**Do this**
Return each line of the listing below, unchanged, and omit the images.

**Stored data**
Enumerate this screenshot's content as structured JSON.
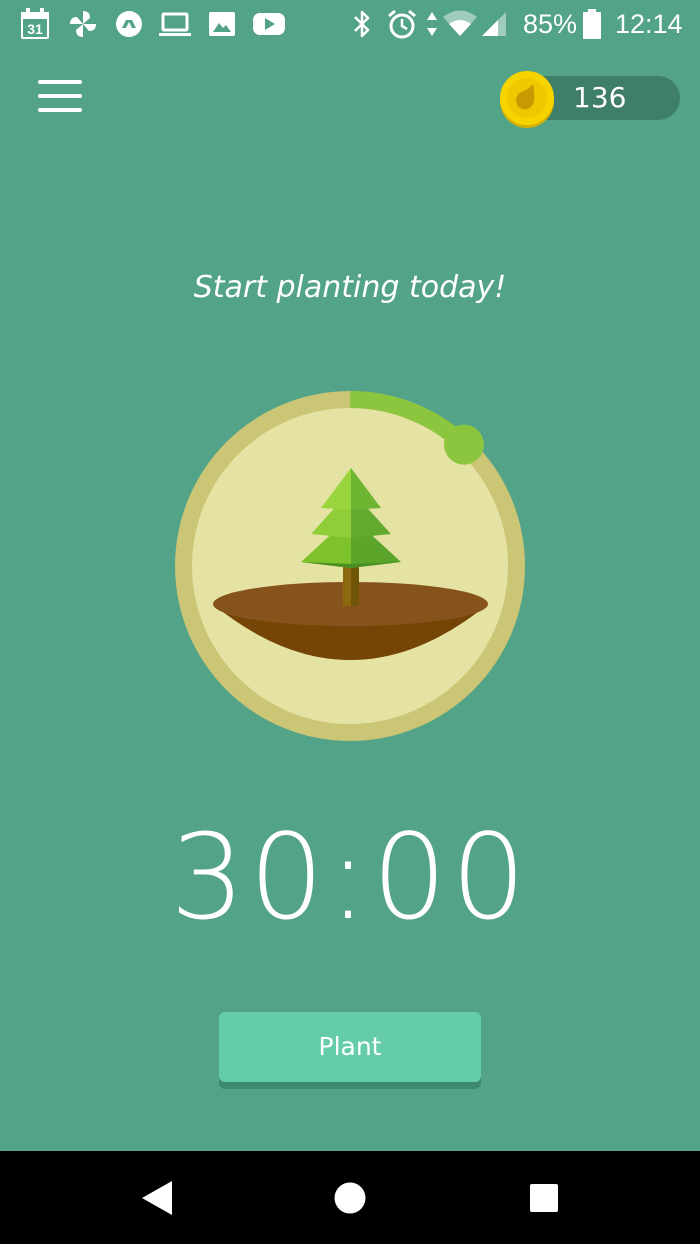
{
  "status_bar": {
    "battery_percent": "85%",
    "time": "12:14",
    "calendar_day": "31",
    "icons": [
      "calendar-icon",
      "pinwheel-icon",
      "drive-icon",
      "laptop-icon",
      "image-icon",
      "youtube-icon",
      "bluetooth-icon",
      "alarm-icon",
      "data-arrows-icon",
      "wifi-icon",
      "signal-icon",
      "battery-icon"
    ]
  },
  "header": {
    "menu_icon": "hamburger-menu-icon",
    "coins": "136",
    "coin_icon": "seed-coin-icon"
  },
  "main": {
    "headline": "Start planting today!",
    "timer": "30:00",
    "progress_fraction": 0.12,
    "plant_button_label": "Plant"
  },
  "nav_bar": {
    "icons": [
      "back-icon",
      "home-icon",
      "recents-icon"
    ]
  },
  "colors": {
    "background": "#52a387",
    "button": "#64cca8",
    "coin_pill": "#3f7f69",
    "coin": "#f5d000",
    "progress_arc": "#8cc63f",
    "dial_ring": "#cbc576",
    "dial_face": "#e5e3a4",
    "soil_top": "#86531d",
    "soil": "#744505"
  }
}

**Written answer**
Enumerate this screenshot's content as structured JSON.
{
  "status_bar": {
    "battery_percent": "85%",
    "time": "12:14",
    "calendar_day": "31",
    "icons": [
      "calendar-icon",
      "pinwheel-icon",
      "drive-icon",
      "laptop-icon",
      "image-icon",
      "youtube-icon",
      "bluetooth-icon",
      "alarm-icon",
      "data-arrows-icon",
      "wifi-icon",
      "signal-icon",
      "battery-icon"
    ]
  },
  "header": {
    "menu_icon": "hamburger-menu-icon",
    "coins": "136",
    "coin_icon": "seed-coin-icon"
  },
  "main": {
    "headline": "Start planting today!",
    "timer": "30:00",
    "progress_fraction": 0.12,
    "plant_button_label": "Plant"
  },
  "nav_bar": {
    "icons": [
      "back-icon",
      "home-icon",
      "recents-icon"
    ]
  },
  "colors": {
    "background": "#52a387",
    "button": "#64cca8",
    "coin_pill": "#3f7f69",
    "coin": "#f5d000",
    "progress_arc": "#8cc63f",
    "dial_ring": "#cbc576",
    "dial_face": "#e5e3a4",
    "soil_top": "#86531d",
    "soil": "#744505"
  }
}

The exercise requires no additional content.